EXERCISE BRIEF:
Pick out every line of the entries below where "keyboard" occurs, and copy those lines.

[Stored data]
══════════════════════════════

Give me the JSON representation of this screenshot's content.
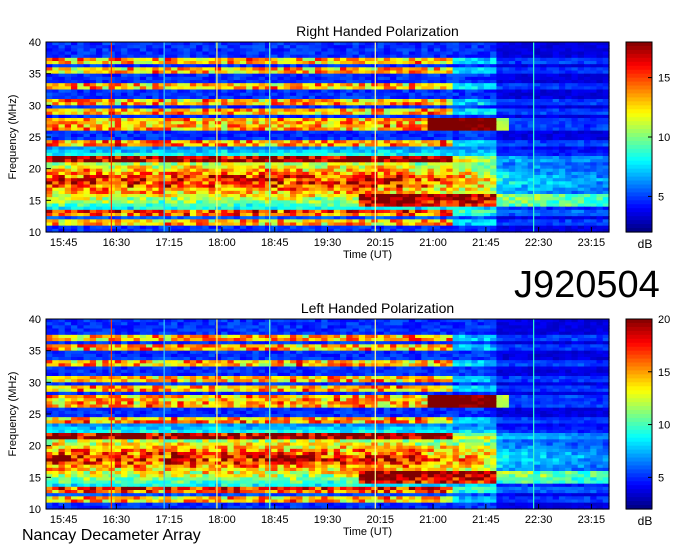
{
  "figure": {
    "observation_id": "J920504",
    "instrument": "Nancay Decameter Array"
  },
  "chart_data": [
    {
      "type": "heatmap",
      "title": "Right Handed Polarization",
      "xlabel": "Time (UT)",
      "ylabel": "Frequency (MHz)",
      "x_ticks": [
        "15:45",
        "16:30",
        "17:15",
        "18:00",
        "18:45",
        "19:30",
        "20:15",
        "21:00",
        "21:45",
        "22:30",
        "23:15"
      ],
      "y_ticks": [
        10,
        15,
        20,
        25,
        30,
        35,
        40
      ],
      "ylim": [
        10,
        40
      ],
      "xlim": [
        "15:30",
        "23:30"
      ],
      "colorbar": {
        "min": 2,
        "max": 18,
        "ticks": [
          5,
          10,
          15
        ],
        "unit": "dB",
        "colormap": "jet"
      }
    },
    {
      "type": "heatmap",
      "title": "Left Handed Polarization",
      "xlabel": "Time (UT)",
      "ylabel": "Frequency (MHz)",
      "x_ticks": [
        "15:45",
        "16:30",
        "17:15",
        "18:00",
        "18:45",
        "19:30",
        "20:15",
        "21:00",
        "21:45",
        "22:30",
        "23:15"
      ],
      "y_ticks": [
        10,
        15,
        20,
        25,
        30,
        35,
        40
      ],
      "ylim": [
        10,
        40
      ],
      "xlim": [
        "15:30",
        "23:30"
      ],
      "colorbar": {
        "min": 2,
        "max": 20,
        "ticks": [
          5,
          10,
          15,
          20
        ],
        "unit": "dB",
        "colormap": "jet"
      }
    }
  ]
}
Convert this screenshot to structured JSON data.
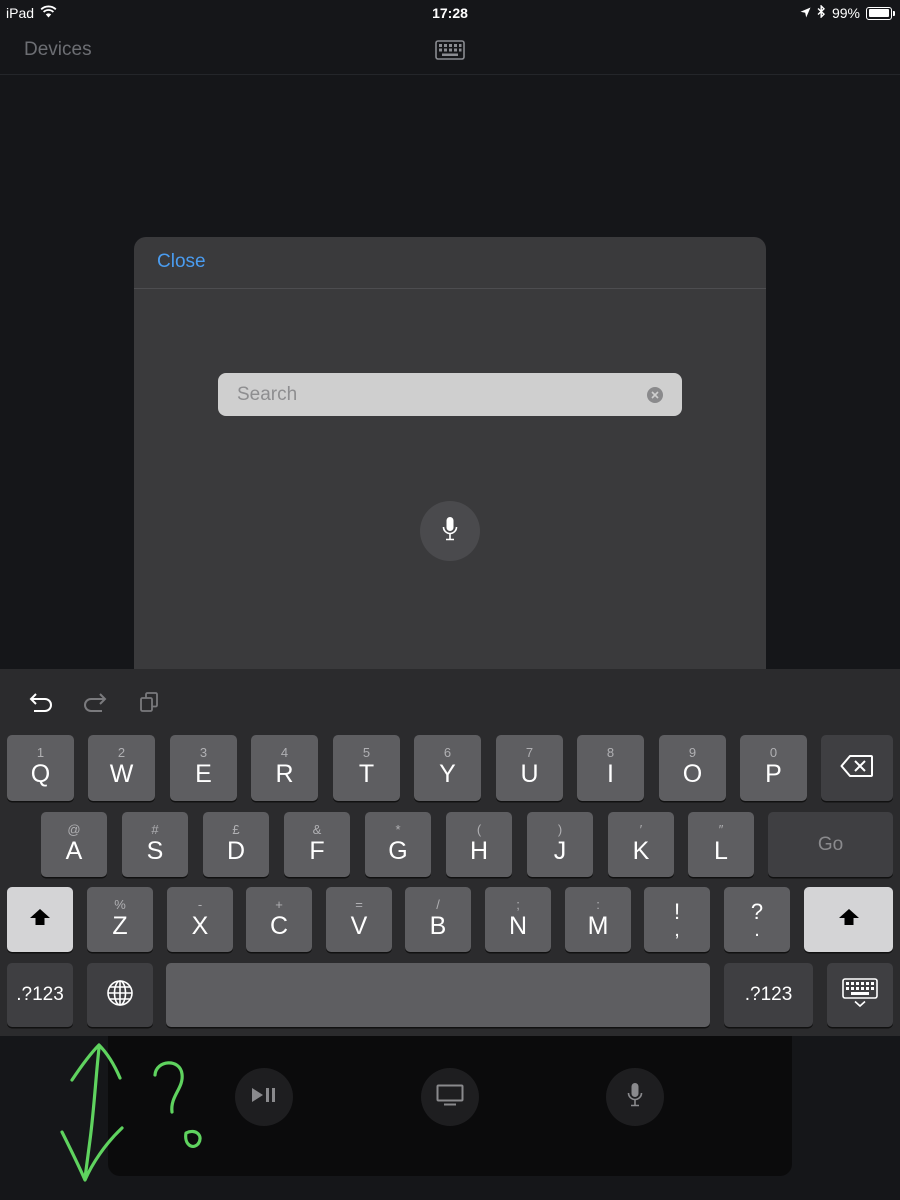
{
  "status_bar": {
    "device": "iPad",
    "time": "17:28",
    "battery": "99%"
  },
  "nav": {
    "title": "Devices"
  },
  "modal": {
    "close_label": "Close",
    "search_placeholder": "Search"
  },
  "keyboard": {
    "row1": [
      {
        "main": "Q",
        "sub": "1"
      },
      {
        "main": "W",
        "sub": "2"
      },
      {
        "main": "E",
        "sub": "3"
      },
      {
        "main": "R",
        "sub": "4"
      },
      {
        "main": "T",
        "sub": "5"
      },
      {
        "main": "Y",
        "sub": "6"
      },
      {
        "main": "U",
        "sub": "7"
      },
      {
        "main": "I",
        "sub": "8"
      },
      {
        "main": "O",
        "sub": "9"
      },
      {
        "main": "P",
        "sub": "0"
      }
    ],
    "row2": [
      {
        "main": "A",
        "sub": "@"
      },
      {
        "main": "S",
        "sub": "#"
      },
      {
        "main": "D",
        "sub": "£"
      },
      {
        "main": "F",
        "sub": "&"
      },
      {
        "main": "G",
        "sub": "*"
      },
      {
        "main": "H",
        "sub": "("
      },
      {
        "main": "J",
        "sub": ")"
      },
      {
        "main": "K",
        "sub": "′"
      },
      {
        "main": "L",
        "sub": "″"
      }
    ],
    "row3": [
      {
        "main": "Z",
        "sub": "%"
      },
      {
        "main": "X",
        "sub": "-"
      },
      {
        "main": "C",
        "sub": "+"
      },
      {
        "main": "V",
        "sub": "="
      },
      {
        "main": "B",
        "sub": "/"
      },
      {
        "main": "N",
        "sub": ";"
      },
      {
        "main": "M",
        "sub": ":"
      }
    ],
    "punct": [
      {
        "top": "!",
        "bottom": ","
      },
      {
        "top": "?",
        "bottom": "."
      }
    ],
    "go_label": "Go",
    "numbers_label": ".?123"
  },
  "icons": {
    "undo": "undo-icon",
    "redo": "redo-icon",
    "paste": "clipboard-icon",
    "delete": "backspace-icon",
    "shift": "shift-arrow-icon",
    "globe": "globe-icon",
    "hide_keyboard": "keyboard-dismiss-icon",
    "play_pause": "play-pause-icon",
    "tv": "tv-icon",
    "mic": "microphone-icon"
  },
  "colors": {
    "accent": "#4a9cf0",
    "annotation": "#5fd35f"
  }
}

══════════════════════════════

THE SOLUTION:
  "keyboard": {
    "hide_keyboard": "keyboard-dismiss-icon",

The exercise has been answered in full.